- _MATERIAL FOR THIS EXERCISE_
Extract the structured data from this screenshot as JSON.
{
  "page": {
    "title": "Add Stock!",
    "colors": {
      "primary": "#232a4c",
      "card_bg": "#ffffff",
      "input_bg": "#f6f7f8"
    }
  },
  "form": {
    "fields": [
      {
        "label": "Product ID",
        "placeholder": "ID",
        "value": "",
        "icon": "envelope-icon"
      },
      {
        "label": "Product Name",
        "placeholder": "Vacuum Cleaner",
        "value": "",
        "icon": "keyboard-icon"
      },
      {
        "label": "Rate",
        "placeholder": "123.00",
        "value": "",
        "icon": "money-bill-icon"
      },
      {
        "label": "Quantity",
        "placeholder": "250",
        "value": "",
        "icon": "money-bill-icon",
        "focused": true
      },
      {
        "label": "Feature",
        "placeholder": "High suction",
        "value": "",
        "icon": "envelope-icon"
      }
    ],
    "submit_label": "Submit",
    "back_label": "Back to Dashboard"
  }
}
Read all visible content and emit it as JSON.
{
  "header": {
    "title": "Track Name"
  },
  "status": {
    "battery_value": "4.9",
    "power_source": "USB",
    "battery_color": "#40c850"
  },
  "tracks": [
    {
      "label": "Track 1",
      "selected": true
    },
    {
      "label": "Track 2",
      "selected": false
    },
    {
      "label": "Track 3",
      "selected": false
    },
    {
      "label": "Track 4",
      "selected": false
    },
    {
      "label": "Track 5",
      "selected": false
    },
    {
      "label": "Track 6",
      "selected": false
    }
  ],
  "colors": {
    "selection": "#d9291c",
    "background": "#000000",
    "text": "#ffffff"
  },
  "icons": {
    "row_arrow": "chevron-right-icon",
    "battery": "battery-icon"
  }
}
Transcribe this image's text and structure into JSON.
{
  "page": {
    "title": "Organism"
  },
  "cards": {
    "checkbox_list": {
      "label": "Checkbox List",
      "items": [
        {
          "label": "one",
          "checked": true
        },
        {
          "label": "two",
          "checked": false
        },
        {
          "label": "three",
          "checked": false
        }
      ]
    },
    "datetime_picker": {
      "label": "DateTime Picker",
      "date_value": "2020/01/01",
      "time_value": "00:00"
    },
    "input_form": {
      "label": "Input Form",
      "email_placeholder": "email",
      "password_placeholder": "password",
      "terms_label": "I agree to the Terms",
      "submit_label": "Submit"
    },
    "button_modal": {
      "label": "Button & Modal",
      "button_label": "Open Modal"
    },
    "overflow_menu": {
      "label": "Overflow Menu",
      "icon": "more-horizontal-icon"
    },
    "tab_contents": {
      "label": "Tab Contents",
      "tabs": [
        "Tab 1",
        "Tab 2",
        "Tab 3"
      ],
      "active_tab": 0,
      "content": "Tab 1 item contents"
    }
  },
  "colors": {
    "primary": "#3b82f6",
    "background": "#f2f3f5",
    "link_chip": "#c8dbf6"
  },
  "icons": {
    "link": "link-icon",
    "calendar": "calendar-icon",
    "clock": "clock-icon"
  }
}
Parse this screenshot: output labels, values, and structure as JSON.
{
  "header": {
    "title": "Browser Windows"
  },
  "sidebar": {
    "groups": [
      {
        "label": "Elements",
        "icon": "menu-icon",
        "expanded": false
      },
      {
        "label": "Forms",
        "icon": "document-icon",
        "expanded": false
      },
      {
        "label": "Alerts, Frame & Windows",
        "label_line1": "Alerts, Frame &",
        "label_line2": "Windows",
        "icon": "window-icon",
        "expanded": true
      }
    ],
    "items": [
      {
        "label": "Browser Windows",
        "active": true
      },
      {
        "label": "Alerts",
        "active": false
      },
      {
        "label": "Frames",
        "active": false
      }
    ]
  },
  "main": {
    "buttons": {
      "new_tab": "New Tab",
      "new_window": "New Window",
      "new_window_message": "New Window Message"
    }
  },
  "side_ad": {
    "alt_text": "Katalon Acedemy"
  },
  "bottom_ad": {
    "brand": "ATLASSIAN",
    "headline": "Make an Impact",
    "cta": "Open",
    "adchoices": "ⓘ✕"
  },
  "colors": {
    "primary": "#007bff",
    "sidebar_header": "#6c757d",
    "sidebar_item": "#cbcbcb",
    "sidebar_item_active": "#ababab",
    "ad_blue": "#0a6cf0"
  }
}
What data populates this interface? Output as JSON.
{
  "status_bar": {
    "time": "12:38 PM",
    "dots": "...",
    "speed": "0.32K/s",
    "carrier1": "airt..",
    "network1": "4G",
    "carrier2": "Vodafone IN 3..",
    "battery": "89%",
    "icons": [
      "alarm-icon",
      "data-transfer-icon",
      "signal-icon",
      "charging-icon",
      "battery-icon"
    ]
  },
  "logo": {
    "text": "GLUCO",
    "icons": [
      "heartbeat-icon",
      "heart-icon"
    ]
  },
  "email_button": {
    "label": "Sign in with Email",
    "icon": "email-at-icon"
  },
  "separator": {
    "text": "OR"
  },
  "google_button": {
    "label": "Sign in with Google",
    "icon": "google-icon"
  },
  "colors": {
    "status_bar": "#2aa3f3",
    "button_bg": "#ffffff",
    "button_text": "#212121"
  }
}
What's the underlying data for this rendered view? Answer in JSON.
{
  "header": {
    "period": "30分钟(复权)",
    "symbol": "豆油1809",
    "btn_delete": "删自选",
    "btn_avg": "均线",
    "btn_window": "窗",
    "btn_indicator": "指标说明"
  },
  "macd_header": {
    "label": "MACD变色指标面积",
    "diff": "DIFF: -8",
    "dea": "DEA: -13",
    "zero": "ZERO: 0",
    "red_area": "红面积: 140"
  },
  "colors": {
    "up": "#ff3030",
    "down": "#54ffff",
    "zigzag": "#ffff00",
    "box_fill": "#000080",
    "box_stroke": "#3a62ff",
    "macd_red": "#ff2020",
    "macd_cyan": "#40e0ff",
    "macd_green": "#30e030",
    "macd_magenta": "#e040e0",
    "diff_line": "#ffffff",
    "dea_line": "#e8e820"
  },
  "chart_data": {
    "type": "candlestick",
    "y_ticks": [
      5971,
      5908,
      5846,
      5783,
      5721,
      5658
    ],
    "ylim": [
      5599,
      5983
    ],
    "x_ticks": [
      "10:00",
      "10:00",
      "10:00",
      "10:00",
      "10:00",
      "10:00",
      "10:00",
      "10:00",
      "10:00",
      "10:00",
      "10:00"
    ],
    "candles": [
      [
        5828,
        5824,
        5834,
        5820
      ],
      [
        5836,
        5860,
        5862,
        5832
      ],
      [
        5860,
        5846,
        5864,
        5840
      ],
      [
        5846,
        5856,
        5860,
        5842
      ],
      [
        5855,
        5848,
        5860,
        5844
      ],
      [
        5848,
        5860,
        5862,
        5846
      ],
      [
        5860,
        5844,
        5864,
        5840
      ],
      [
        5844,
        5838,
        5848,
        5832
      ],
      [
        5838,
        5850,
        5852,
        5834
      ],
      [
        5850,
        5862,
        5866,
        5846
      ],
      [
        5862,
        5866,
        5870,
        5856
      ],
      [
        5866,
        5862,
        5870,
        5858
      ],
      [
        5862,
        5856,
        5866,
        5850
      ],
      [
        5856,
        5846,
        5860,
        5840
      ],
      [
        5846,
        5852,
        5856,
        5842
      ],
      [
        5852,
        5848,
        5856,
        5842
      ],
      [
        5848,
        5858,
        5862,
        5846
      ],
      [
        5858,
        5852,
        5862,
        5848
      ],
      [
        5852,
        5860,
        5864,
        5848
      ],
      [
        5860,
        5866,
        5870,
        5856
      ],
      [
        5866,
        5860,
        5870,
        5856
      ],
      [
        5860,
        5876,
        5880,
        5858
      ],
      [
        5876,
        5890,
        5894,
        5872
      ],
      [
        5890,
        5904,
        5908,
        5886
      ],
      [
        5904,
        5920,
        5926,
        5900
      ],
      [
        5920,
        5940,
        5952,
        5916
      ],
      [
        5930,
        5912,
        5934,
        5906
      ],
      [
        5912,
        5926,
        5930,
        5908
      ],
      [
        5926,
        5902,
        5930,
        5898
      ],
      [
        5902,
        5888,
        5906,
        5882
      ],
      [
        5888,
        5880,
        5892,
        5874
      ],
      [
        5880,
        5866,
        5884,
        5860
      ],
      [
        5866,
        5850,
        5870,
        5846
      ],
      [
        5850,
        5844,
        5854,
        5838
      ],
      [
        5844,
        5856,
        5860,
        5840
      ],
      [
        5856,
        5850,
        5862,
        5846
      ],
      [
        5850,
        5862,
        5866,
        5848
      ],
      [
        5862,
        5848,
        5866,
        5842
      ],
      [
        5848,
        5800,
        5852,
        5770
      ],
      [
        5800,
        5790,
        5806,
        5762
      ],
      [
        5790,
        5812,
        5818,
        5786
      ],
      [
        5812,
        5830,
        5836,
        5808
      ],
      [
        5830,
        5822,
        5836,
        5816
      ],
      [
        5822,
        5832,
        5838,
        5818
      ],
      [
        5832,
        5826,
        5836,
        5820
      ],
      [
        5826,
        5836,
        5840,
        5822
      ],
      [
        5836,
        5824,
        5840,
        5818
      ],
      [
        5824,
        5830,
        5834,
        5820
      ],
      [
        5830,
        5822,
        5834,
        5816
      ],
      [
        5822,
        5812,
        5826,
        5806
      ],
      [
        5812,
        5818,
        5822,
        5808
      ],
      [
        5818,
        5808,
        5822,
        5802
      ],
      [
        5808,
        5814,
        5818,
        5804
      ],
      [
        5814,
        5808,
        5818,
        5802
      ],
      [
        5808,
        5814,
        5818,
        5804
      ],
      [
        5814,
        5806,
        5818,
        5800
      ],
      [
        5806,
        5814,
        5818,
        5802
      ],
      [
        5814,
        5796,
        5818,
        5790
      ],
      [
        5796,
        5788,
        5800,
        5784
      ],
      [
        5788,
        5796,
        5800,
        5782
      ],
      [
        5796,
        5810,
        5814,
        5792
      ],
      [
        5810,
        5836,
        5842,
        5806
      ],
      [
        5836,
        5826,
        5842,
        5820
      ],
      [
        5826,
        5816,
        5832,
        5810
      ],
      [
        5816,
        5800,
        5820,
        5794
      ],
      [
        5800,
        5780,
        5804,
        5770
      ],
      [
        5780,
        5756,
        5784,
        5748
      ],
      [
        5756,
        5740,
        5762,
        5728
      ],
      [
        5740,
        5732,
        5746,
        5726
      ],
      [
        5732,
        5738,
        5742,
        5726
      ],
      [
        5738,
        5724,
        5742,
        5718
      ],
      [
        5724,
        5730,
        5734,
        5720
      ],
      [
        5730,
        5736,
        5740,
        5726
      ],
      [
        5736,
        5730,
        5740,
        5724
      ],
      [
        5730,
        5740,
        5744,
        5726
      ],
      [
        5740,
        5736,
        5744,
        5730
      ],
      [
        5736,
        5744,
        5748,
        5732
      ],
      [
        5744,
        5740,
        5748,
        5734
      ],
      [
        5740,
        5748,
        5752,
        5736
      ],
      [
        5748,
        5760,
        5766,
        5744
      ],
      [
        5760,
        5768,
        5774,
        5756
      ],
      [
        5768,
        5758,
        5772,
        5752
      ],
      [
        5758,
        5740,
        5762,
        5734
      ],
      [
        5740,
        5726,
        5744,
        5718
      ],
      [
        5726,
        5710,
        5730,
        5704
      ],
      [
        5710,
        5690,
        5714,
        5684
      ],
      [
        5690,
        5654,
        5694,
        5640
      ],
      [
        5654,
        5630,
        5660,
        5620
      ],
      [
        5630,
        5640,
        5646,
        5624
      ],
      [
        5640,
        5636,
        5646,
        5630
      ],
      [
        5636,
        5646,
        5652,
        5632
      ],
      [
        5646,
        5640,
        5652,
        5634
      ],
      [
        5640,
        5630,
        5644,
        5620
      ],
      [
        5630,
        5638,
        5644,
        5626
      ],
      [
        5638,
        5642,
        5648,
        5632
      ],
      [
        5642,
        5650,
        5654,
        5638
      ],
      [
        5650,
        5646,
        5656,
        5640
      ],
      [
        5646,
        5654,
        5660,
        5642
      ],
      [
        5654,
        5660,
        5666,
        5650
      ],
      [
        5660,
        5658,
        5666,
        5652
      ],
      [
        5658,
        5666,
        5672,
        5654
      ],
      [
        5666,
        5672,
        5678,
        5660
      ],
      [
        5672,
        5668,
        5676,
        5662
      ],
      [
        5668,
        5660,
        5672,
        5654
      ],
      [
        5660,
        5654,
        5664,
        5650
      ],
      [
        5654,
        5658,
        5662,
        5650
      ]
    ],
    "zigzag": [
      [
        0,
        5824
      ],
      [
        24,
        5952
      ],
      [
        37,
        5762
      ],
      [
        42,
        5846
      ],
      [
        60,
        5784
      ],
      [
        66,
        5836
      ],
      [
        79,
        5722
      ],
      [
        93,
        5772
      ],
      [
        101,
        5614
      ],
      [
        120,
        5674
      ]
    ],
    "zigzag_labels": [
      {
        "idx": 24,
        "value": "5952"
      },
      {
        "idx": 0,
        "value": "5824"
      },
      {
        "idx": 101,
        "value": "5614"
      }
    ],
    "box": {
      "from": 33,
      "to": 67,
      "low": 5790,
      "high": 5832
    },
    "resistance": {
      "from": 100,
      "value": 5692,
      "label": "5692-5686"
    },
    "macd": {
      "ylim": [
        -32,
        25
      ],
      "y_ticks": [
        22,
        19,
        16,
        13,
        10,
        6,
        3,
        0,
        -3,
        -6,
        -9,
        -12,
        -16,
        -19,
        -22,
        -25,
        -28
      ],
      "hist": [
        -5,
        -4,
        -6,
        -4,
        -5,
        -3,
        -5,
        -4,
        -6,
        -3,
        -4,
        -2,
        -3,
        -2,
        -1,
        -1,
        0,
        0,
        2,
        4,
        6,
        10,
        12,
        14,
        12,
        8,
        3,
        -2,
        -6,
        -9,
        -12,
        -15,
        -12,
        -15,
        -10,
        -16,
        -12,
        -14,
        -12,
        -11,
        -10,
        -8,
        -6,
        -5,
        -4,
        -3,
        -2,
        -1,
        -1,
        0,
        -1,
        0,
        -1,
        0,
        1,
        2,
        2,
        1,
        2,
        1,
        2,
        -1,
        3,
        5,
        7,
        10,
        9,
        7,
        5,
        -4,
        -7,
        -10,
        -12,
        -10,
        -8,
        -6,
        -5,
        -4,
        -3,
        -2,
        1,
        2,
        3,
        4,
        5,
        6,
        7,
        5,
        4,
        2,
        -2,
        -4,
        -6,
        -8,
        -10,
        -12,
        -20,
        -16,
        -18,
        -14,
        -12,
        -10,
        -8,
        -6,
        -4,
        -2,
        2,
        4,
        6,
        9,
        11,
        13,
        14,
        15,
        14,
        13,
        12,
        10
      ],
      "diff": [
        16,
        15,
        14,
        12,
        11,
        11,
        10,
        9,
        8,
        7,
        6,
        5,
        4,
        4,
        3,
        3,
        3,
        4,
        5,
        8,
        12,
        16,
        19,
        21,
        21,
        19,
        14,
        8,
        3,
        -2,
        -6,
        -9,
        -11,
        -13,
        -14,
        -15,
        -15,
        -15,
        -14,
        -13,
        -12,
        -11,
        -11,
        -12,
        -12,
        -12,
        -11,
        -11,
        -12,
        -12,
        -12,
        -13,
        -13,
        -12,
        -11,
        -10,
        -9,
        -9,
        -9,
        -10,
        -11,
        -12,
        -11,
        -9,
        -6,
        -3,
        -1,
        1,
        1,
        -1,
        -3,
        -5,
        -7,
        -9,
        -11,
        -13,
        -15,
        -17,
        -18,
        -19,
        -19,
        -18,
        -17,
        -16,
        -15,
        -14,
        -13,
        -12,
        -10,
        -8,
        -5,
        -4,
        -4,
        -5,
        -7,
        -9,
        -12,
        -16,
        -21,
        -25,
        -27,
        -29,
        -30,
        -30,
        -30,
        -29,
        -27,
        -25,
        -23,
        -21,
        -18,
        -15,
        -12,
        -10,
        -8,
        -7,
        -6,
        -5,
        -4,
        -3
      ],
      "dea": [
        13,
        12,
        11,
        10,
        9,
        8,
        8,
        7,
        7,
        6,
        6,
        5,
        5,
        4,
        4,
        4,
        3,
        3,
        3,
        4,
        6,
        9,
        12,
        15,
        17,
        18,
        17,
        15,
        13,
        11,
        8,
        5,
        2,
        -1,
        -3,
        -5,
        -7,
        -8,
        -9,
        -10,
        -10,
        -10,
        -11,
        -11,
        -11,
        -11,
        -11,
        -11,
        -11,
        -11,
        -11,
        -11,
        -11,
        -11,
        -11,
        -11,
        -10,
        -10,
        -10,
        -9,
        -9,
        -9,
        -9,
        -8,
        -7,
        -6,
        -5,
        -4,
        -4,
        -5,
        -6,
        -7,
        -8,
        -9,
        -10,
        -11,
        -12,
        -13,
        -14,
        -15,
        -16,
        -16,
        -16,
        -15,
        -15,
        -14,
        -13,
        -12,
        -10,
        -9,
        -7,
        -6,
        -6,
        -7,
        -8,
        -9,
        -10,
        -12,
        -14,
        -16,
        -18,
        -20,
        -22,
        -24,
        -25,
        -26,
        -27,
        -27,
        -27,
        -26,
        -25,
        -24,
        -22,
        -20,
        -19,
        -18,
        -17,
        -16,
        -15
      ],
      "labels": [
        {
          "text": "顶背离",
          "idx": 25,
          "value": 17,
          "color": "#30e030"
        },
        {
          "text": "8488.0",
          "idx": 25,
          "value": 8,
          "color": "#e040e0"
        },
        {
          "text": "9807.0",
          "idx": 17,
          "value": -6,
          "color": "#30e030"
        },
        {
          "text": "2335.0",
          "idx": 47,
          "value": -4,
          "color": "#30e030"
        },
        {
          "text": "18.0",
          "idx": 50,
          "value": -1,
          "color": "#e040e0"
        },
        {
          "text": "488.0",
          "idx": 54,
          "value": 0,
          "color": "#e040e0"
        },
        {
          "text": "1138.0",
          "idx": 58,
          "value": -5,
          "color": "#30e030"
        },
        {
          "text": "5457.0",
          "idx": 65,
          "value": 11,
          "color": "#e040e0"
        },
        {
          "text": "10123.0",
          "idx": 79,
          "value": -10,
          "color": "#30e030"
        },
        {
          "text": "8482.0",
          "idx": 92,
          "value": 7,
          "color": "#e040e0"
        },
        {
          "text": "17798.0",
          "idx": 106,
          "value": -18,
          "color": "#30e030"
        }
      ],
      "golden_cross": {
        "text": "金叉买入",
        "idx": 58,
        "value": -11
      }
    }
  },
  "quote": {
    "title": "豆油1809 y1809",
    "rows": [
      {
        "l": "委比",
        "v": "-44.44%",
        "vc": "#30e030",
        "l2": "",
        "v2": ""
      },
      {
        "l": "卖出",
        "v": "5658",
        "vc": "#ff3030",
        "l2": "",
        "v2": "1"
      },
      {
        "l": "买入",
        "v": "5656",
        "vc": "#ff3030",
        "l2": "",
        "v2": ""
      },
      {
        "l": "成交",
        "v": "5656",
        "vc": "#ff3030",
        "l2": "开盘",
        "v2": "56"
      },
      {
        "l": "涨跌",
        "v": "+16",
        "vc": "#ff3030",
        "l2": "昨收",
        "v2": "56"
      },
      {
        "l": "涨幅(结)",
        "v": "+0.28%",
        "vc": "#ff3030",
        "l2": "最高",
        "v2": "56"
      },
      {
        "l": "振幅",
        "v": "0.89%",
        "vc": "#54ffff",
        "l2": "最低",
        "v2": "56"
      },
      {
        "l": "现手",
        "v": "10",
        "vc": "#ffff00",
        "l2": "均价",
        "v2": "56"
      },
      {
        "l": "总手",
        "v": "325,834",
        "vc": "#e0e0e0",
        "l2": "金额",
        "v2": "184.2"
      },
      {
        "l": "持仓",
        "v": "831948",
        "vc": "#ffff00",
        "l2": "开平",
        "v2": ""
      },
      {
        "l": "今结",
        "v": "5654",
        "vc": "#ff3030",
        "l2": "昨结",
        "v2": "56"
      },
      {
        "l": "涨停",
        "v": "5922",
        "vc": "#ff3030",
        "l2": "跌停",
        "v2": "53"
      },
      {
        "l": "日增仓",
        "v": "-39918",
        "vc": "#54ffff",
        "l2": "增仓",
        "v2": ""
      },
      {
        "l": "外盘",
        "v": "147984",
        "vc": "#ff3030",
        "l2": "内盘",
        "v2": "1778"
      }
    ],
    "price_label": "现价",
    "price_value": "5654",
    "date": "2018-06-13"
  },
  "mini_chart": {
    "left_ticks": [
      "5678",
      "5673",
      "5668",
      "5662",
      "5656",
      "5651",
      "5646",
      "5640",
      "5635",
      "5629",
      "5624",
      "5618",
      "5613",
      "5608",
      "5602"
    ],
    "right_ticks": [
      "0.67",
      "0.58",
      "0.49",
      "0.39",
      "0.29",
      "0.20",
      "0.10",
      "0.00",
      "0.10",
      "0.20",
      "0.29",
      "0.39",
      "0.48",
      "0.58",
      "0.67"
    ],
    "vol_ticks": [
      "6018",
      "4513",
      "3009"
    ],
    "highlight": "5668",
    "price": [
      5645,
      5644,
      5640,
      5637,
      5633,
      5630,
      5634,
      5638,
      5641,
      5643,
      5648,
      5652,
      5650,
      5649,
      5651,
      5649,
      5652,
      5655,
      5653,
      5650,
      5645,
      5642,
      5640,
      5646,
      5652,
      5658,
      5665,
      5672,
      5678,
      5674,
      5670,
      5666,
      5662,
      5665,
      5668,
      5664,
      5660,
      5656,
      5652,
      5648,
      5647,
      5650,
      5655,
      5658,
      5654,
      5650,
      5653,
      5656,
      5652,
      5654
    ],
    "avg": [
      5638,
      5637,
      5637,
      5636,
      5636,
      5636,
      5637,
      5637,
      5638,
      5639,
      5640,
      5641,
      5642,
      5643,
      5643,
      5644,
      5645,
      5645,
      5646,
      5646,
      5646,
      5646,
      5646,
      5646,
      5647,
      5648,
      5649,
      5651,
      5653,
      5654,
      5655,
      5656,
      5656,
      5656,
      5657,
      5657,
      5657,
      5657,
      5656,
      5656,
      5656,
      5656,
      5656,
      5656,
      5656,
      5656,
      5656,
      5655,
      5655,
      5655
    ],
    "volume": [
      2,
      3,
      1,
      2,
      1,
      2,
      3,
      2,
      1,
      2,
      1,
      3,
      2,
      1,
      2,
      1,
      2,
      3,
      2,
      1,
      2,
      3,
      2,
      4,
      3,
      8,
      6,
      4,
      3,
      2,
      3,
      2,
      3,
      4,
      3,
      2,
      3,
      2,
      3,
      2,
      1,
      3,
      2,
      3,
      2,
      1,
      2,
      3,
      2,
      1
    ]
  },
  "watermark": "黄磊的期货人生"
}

- _TASK_
In the listing above, how many lines include the word "Submit"? Answer with the number and nothing more.

- _FINAL RESULT_
2